Collected data entries
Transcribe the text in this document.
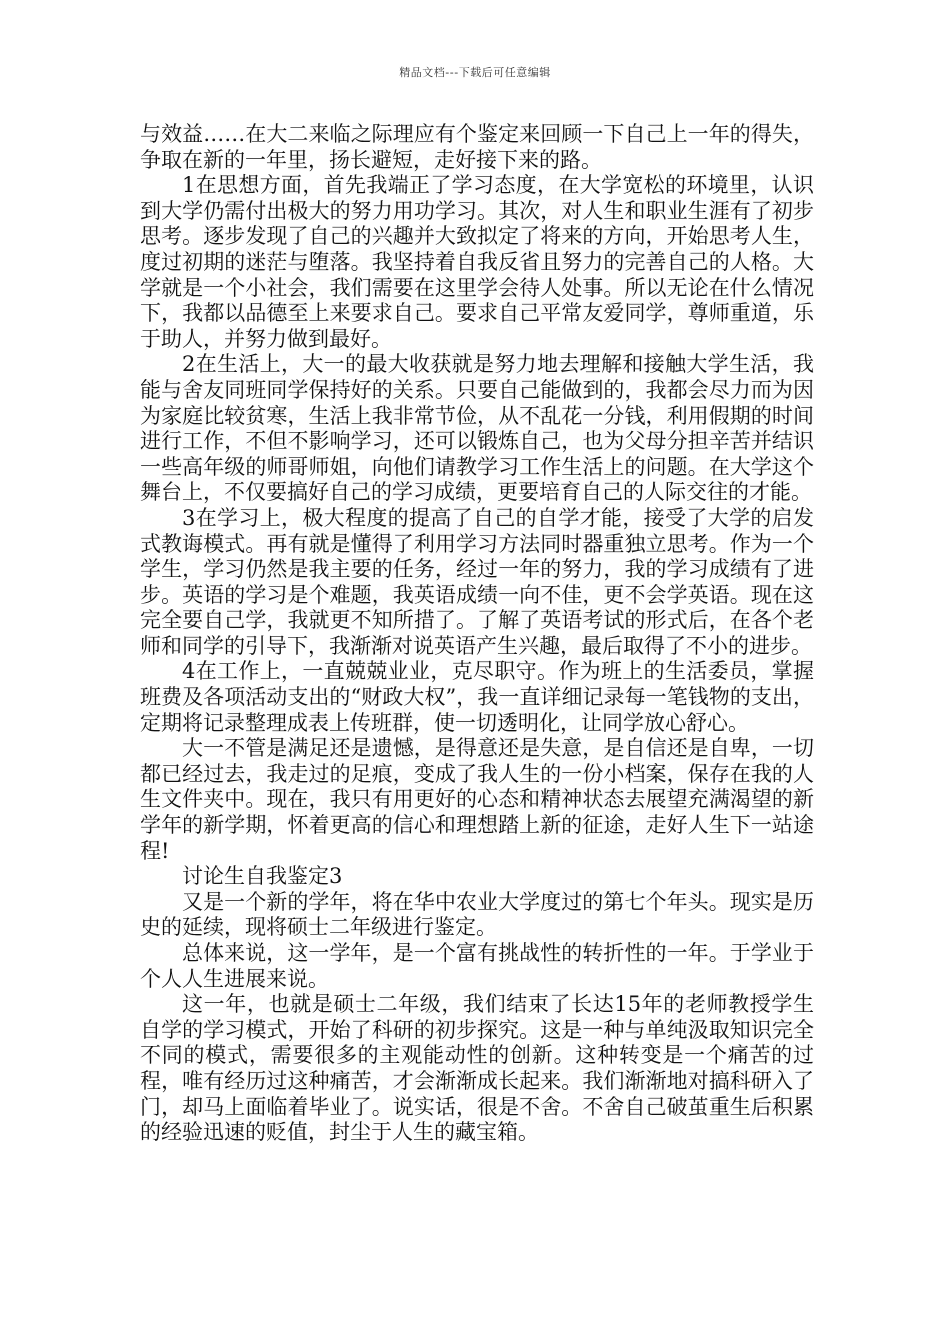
精品文档---下载后可任意编辑

与效益……在大二来临之际理应有个鉴定来回顾一下自己上一年的得失，争取在新的一年里，扬长避短，走好接下来的路。

1在思想方面，首先我端正了学习态度，在大学宽松的环境里，认识到大学仍需付出极大的努力用功学习。其次，对人生和职业生涯有了初步思考。逐步发现了自己的兴趣并大致拟定了将来的方向，开始思考人生，度过初期的迷茫与堕落。我坚持着自我反省且努力的完善自己的人格。大学就是一个小社会，我们需要在这里学会待人处事。所以无论在什么情况下，我都以品德至上来要求自己。要求自己平常友爱同学，尊师重道，乐于助人，并努力做到最好。

2在生活上，大一的最大收获就是努力地去理解和接触大学生活，我能与舍友同班同学保持好的关系。只要自己能做到的，我都会尽力而为因为家庭比较贫寒，生活上我非常节俭，从不乱花一分钱，利用假期的时间进行工作，不但不影响学习，还可以锻炼自己，也为父母分担辛苦并结识一些高年级的师哥师姐，向他们请教学习工作生活上的问题。在大学这个舞台上，不仅要搞好自己的学习成绩，更要培育自己的人际交往的才能。

3在学习上，极大程度的提高了自己的自学才能，接受了大学的启发式教诲模式。再有就是懂得了利用学习方法同时器重独立思考。作为一个学生，学习仍然是我主要的任务，经过一年的努力，我的学习成绩有了进步。英语的学习是个难题，我英语成绩一向不佳，更不会学英语。现在这完全要自己学，我就更不知所措了。了解了英语考试的形式后，在各个老师和同学的引导下，我渐渐对说英语产生兴趣，最后取得了不小的进步。

4在工作上，一直兢兢业业，克尽职守。作为班上的生活委员，掌握班费及各项活动支出的“财政大权”，我一直详细记录每一笔钱物的支出，定期将记录整理成表上传班群，使一切透明化，让同学放心舒心。

大一不管是满足还是遗憾，是得意还是失意，是自信还是自卑，一切都已经过去，我走过的足痕，变成了我人生的一份小档案，保存在我的人生文件夹中。现在，我只有用更好的心态和精神状态去展望充满渴望的新学年的新学期，怀着更高的信心和理想踏上新的征途，走好人生下一站途程!

讨论生自我鉴定3

又是一个新的学年，将在华中农业大学度过的第七个年头。现实是历史的延续，现将硕士二年级进行鉴定。

总体来说，这一学年，是一个富有挑战性的转折性的一年。于学业于个人人生进展来说。

这一年，也就是硕士二年级，我们结束了长达15年的老师教授学生自学的学习模式，开始了科研的初步探究。这是一种与单纯汲取知识完全不同的模式，需要很多的主观能动性的创新。这种转变是一个痛苦的过程，唯有经历过这种痛苦，才会渐渐成长起来。我们渐渐地对搞科研入了门，却马上面临着毕业了。说实话，很是不舍。不舍自己破茧重生后积累的经验迅速的贬值，封尘于人生的藏宝箱。
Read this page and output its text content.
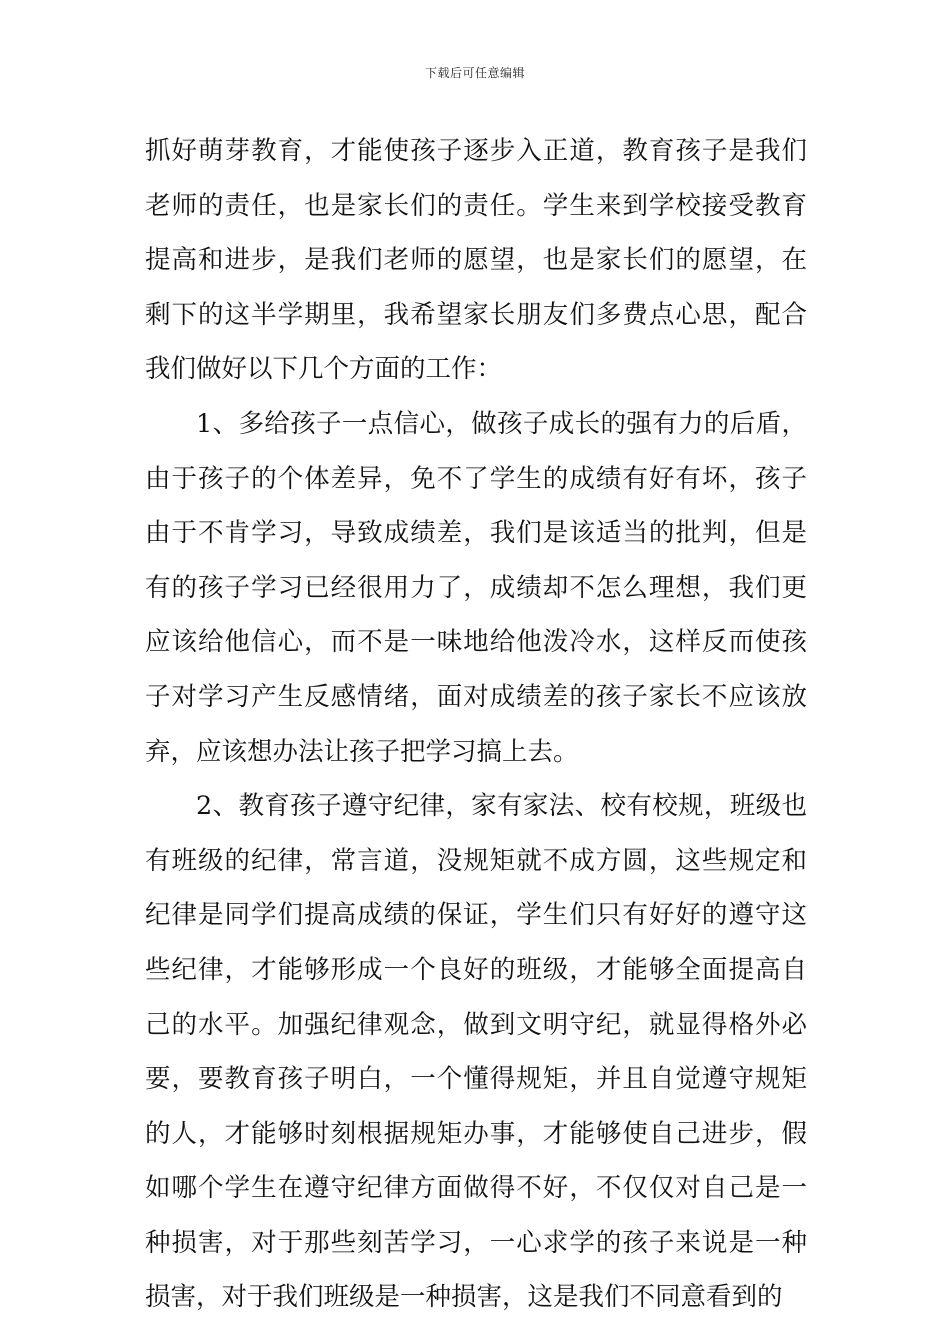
下载后可任意编辑

抓好萌芽教育，才能使孩子逐步入正道，教育孩子是我们老师的责任，也是家长们的责任。学生来到学校接受教育提高和进步，是我们老师的愿望，也是家长们的愿望，在剩下的这半学期里，我希望家长朋友们多费点心思，配合我们做好以下几个方面的工作：

1、多给孩子一点信心，做孩子成长的强有力的后盾，由于孩子的个体差异，免不了学生的成绩有好有坏，孩子由于不肯学习，导致成绩差，我们是该适当的批判，但是有的孩子学习已经很用力了，成绩却不怎么理想，我们更应该给他信心，而不是一味地给他泼冷水，这样反而使孩子对学习产生反感情绪，面对成绩差的孩子家长不应该放弃，应该想办法让孩子把学习搞上去。

2、教育孩子遵守纪律，家有家法、校有校规，班级也有班级的纪律，常言道，没规矩就不成方圆，这些规定和纪律是同学们提高成绩的保证，学生们只有好好的遵守这些纪律，才能够形成一个良好的班级，才能够全面提高自己的水平。加强纪律观念，做到文明守纪，就显得格外必要，要教育孩子明白，一个懂得规矩，并且自觉遵守规矩的人，才能够时刻根据规矩办事，才能够使自己进步，假如哪个学生在遵守纪律方面做得不好，不仅仅对自己是一种损害，对于那些刻苦学习，一心求学的孩子来说是一种损害，对于我们班级是一种损害，这是我们不同意看到的
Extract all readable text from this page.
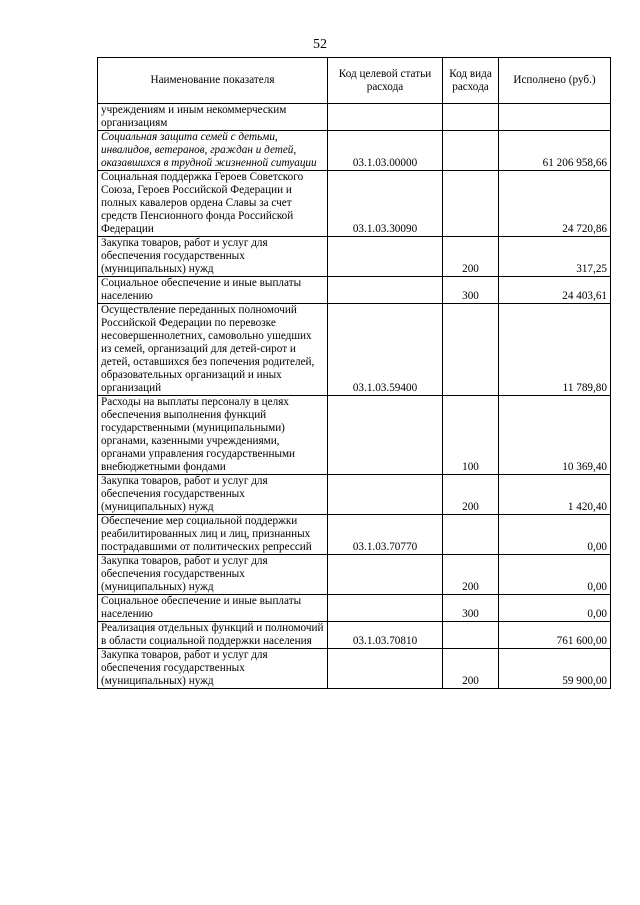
52
Наименование показателя	Код целевой статьи расхода	Код вида расхода	Исполнено (руб.)
учреждениям и иным некоммерческим организациям			
Социальная защита семей с детьми, инвалидов, ветеранов, граждан и детей, оказавшихся в трудной жизненной ситуации	03.1.03.00000		61 206 958,66
Социальная поддержка Героев Советского Союза, Героев Российской Федерации и полных кавалеров ордена Славы за счет средств Пенсионного фонда Российской Федерации	03.1.03.30090		24 720,86
Закупка товаров, работ и услуг для обеспечения государственных (муниципальных) нужд		200	317,25
Социальное обеспечение и иные выплаты населению		300	24 403,61
Осуществление переданных полномочий Российской Федерации по перевозке несовершеннолетних, самовольно ушедших из семей, организаций для детей-сирот и детей, оставшихся без попечения родителей, образовательных организаций и иных организаций	03.1.03.59400		11 789,80
Расходы на выплаты персоналу в целях обеспечения выполнения функций государственными (муниципальными) органами, казенными учреждениями, органами управления государственными внебюджетными фондами		100	10 369,40
Закупка товаров, работ и услуг для обеспечения государственных (муниципальных) нужд		200	1 420,40
Обеспечение мер социальной поддержки реабилитированных лиц и лиц, признанных пострадавшими от политических репрессий	03.1.03.70770		0,00
Закупка товаров, работ и услуг для обеспечения государственных (муниципальных) нужд		200	0,00
Социальное обеспечение и иные выплаты населению		300	0,00
Реализация отдельных функций и полномочий в области социальной поддержки населения	03.1.03.70810		761 600,00
Закупка товаров, работ и услуг для обеспечения государственных (муниципальных) нужд		200	59 900,00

Exercise aim
Quote each entry above verbatim and drop the pictures.

Output of the task
Transcribe the text in this document.
精品文档---下载后可任意编辑

与效益……在大二来临之际理应有个鉴定来回顾一下自己上一年的得失，争取在新的一年里，扬长避短，走好接下来的路。

1在思想方面，首先我端正了学习态度，在大学宽松的环境里，认识到大学仍需付出极大的努力用功学习。其次，对人生和职业生涯有了初步思考。逐步发现了自己的兴趣并大致拟定了将来的方向，开始思考人生，度过初期的迷茫与堕落。我坚持着自我反省且努力的完善自己的人格。大学就是一个小社会，我们需要在这里学会待人处事。所以无论在什么情况下，我都以品德至上来要求自己。要求自己平常友爱同学，尊师重道，乐于助人，并努力做到最好。

2在生活上，大一的最大收获就是努力地去理解和接触大学生活，我能与舍友同班同学保持好的关系。只要自己能做到的，我都会尽力而为因为家庭比较贫寒，生活上我非常节俭，从不乱花一分钱，利用假期的时间进行工作，不但不影响学习，还可以锻炼自己，也为父母分担辛苦并结识一些高年级的师哥师姐，向他们请教学习工作生活上的问题。在大学这个舞台上，不仅要搞好自己的学习成绩，更要培育自己的人际交往的才能。

3在学习上，极大程度的提高了自己的自学才能，接受了大学的启发式教诲模式。再有就是懂得了利用学习方法同时器重独立思考。作为一个学生，学习仍然是我主要的任务，经过一年的努力，我的学习成绩有了进步。英语的学习是个难题，我英语成绩一向不佳，更不会学英语。现在这完全要自己学，我就更不知所措了。了解了英语考试的形式后，在各个老师和同学的引导下，我渐渐对说英语产生兴趣，最后取得了不小的进步。

4在工作上，一直兢兢业业，克尽职守。作为班上的生活委员，掌握班费及各项活动支出的“财政大权”，我一直详细记录每一笔钱物的支出，定期将记录整理成表上传班群，使一切透明化，让同学放心舒心。

大一不管是满足还是遗憾，是得意还是失意，是自信还是自卑，一切都已经过去，我走过的足痕，变成了我人生的一份小档案，保存在我的人生文件夹中。现在，我只有用更好的心态和精神状态去展望充满渴望的新学年的新学期，怀着更高的信心和理想踏上新的征途，走好人生下一站途程!

讨论生自我鉴定3

又是一个新的学年，将在华中农业大学度过的第七个年头。现实是历史的延续，现将硕士二年级进行鉴定。

总体来说，这一学年，是一个富有挑战性的转折性的一年。于学业于个人人生进展来说。

这一年，也就是硕士二年级，我们结束了长达15年的老师教授学生自学的学习模式，开始了科研的初步探究。这是一种与单纯汲取知识完全不同的模式，需要很多的主观能动性的创新。这种转变是一个痛苦的过程，唯有经历过这种痛苦，才会渐渐成长起来。我们渐渐地对搞科研入了门，却马上面临着毕业了。说实话，很是不舍。不舍自己破茧重生后积累的经验迅速的贬值，封尘于人生的藏宝箱。
Read this page and output its text content.
下载后可任意编辑

抓好萌芽教育，才能使孩子逐步入正道，教育孩子是我们老师的责任，也是家长们的责任。学生来到学校接受教育提高和进步，是我们老师的愿望，也是家长们的愿望，在剩下的这半学期里，我希望家长朋友们多费点心思，配合我们做好以下几个方面的工作：

1、多给孩子一点信心，做孩子成长的强有力的后盾，由于孩子的个体差异，免不了学生的成绩有好有坏，孩子由于不肯学习，导致成绩差，我们是该适当的批判，但是有的孩子学习已经很用力了，成绩却不怎么理想，我们更应该给他信心，而不是一味地给他泼冷水，这样反而使孩子对学习产生反感情绪，面对成绩差的孩子家长不应该放弃，应该想办法让孩子把学习搞上去。

2、教育孩子遵守纪律，家有家法、校有校规，班级也有班级的纪律，常言道，没规矩就不成方圆，这些规定和纪律是同学们提高成绩的保证，学生们只有好好的遵守这些纪律，才能够形成一个良好的班级，才能够全面提高自己的水平。加强纪律观念，做到文明守纪，就显得格外必要，要教育孩子明白，一个懂得规矩，并且自觉遵守规矩的人，才能够时刻根据规矩办事，才能够使自己进步，假如哪个学生在遵守纪律方面做得不好，不仅仅对自己是一种损害，对于那些刻苦学习，一心求学的孩子来说是一种损害，对于我们班级是一种损害，这是我们不同意看到的
Extract all readable text from this page.
52
Наименование показателя	Код целевой статьи расхода	Код вида расхода	Исполнено (руб.)
учреждениям и иным некоммерческим организациям			
Социальная защита семей с детьми, инвалидов, ветеранов, граждан и детей, оказавшихся в трудной жизненной ситуации	03.1.03.00000		61 206 958,66
Социальная поддержка Героев Советского Союза, Героев Российской Федерации и полных кавалеров ордена Славы за счет средств Пенсионного фонда Российской Федерации	03.1.03.30090		24 720,86
Закупка товаров, работ и услуг для обеспечения государственных (муниципальных) нужд		200	317,25
Социальное обеспечение и иные выплаты населению		300	24 403,61
Осуществление переданных полномочий Российской Федерации по перевозке несовершеннолетних, самовольно ушедших из семей, организаций для детей-сирот и детей, оставшихся без попечения родителей, образовательных организаций и иных организаций	03.1.03.59400		11 789,80
Расходы на выплаты персоналу в целях обеспечения выполнения функций государственными (муниципальными) органами, казенными учреждениями, органами управления государственными внебюджетными фондами		100	10 369,40
Закупка товаров, работ и услуг для обеспечения государственных (муниципальных) нужд		200	1 420,40
Обеспечение мер социальной поддержки реабилитированных лиц и лиц, признанных пострадавшими от политических репрессий	03.1.03.70770		0,00
Закупка товаров, работ и услуг для обеспечения государственных (муниципальных) нужд		200	0,00
Социальное обеспечение и иные выплаты населению		300	0,00
Реализация отдельных функций и полномочий в области социальной поддержки населения	03.1.03.70810		761 600,00
Закупка товаров, работ и услуг для обеспечения государственных (муниципальных) нужд		200	59 900,00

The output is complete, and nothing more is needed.